Instruction
Read the lines below. Copy out any that hold the string "mittlere".

Material for this task
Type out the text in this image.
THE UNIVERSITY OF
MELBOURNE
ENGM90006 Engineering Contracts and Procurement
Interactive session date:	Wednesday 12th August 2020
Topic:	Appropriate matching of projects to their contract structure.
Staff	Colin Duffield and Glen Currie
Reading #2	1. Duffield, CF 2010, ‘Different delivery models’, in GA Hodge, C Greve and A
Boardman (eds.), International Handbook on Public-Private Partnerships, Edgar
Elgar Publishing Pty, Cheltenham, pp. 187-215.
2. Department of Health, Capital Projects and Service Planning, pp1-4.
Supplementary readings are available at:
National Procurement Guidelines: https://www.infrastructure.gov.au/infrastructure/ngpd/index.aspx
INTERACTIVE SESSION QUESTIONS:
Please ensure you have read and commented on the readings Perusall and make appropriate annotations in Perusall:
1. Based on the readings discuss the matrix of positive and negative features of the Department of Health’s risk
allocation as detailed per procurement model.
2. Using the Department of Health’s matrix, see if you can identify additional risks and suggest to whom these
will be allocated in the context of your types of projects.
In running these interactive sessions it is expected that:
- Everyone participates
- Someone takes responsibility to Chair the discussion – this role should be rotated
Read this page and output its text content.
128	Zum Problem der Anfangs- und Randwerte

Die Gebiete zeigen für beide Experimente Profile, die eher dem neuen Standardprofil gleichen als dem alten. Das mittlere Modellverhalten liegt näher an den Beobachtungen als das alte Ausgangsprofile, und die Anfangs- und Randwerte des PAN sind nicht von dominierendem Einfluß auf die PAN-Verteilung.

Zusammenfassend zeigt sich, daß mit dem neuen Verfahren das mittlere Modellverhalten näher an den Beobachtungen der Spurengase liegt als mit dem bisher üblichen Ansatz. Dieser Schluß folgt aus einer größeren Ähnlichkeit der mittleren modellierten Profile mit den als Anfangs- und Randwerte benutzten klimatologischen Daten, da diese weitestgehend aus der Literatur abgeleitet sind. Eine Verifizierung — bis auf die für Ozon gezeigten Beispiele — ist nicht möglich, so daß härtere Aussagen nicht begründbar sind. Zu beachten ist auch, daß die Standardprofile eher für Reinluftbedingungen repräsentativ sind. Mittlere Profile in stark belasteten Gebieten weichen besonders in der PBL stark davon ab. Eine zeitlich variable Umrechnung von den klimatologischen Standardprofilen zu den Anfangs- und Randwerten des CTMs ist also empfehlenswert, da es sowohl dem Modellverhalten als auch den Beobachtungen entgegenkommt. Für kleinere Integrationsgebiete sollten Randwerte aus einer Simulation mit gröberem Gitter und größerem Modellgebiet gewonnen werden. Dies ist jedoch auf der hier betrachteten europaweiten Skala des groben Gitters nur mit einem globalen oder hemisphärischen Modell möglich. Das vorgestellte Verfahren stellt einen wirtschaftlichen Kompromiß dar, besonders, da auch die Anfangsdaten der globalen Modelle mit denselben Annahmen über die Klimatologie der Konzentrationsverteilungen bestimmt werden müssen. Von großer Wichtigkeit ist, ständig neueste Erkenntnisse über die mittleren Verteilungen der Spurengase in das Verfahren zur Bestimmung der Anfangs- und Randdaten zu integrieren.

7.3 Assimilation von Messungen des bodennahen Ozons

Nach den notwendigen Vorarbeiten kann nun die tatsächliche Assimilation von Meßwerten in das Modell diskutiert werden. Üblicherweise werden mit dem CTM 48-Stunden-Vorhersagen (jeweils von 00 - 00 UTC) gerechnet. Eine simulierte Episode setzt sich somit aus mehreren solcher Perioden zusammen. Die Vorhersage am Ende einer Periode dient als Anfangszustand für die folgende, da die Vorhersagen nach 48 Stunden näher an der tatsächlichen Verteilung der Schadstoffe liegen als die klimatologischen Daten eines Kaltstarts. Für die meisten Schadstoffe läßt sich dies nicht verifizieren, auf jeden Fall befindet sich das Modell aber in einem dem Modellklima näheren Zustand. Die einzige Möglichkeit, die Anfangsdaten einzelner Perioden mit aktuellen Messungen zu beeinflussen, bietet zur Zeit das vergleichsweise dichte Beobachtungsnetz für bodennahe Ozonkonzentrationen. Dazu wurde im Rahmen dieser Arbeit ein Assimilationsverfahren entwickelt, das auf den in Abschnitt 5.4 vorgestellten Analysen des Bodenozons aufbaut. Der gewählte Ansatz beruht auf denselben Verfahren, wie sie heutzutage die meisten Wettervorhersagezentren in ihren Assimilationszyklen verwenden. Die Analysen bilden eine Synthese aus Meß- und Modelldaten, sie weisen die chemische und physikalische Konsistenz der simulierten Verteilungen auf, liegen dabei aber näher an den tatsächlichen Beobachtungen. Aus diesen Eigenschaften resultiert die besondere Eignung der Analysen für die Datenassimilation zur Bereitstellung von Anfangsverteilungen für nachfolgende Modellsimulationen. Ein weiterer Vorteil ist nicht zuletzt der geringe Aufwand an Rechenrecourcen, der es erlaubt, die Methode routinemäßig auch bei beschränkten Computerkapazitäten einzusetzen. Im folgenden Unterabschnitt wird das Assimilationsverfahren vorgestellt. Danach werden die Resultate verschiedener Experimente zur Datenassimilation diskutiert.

Finished task
Die Gebiete zeigen für beide Experimente Profile, die eher dem neuen Standardprofil gleichen als dem alten. Das mittlere Modellverhalten liegt näher an den Beobachtungen als das alte Ausgangsprofile, und die Anfangs- und Randwerte des PAN sind nicht von dominierendem Einfluß auf die PAN-Verteilung.
Zusammenfassend zeigt sich, daß mit dem neuen Verfahren das mittlere Modellverhalten näher an den Beobachtungen der Spurengase liegt als mit dem bisher üblichen Ansatz. Dieser Schluß folgt aus einer größeren Ähnlichkeit der mittleren modellierten Profile mit den als Anfangs- und Randwerte benutzten klimatologischen Daten, da diese weitestgehend aus der Literatur abgeleitet sind. Eine Verifizierung — bis auf die für Ozon gezeigten Beispiele — ist nicht möglich, so daß härtere Aussagen nicht begründbar sind. Zu beachten ist auch, daß die Standardprofile eher für Reinluftbedingungen repräsentativ sind. Mittlere Profile in stark belasteten Gebieten weichen besonders in der PBL stark davon ab. Eine zeitlich variable Umrechnung von den klimatologischen Standardprofilen zu den Anfangs- und Randwerten des CTMs ist also empfehlenswert, da es sowohl dem Modellverhalten als auch den Beobachtungen entgegenkommt. Für kleinere Integrationsgebiete sollten Randwerte aus einer Simulation mit gröberem Gitter und größerem Modellgebiet gewonnen werden. Dies ist jedoch auf der hier betrachteten europaweiten Skala des groben Gitters nur mit einem globalen oder hemisphärischen Modell möglich. Das vorgestellte Verfahren stellt einen wirtschaftlichen Kompromiß dar, besonders, da auch die Anfangsdaten der globalen Modelle mit denselben Annahmen über die Klimatologie der Konzentrationsverteilungen bestimmt werden müssen. Von großer Wichtigkeit ist, ständig neueste Erkenntnisse über die mittleren Verteilungen der Spurengase in das Verfahren zur Bestimmung der Anfangs- und Randdaten zu integrieren.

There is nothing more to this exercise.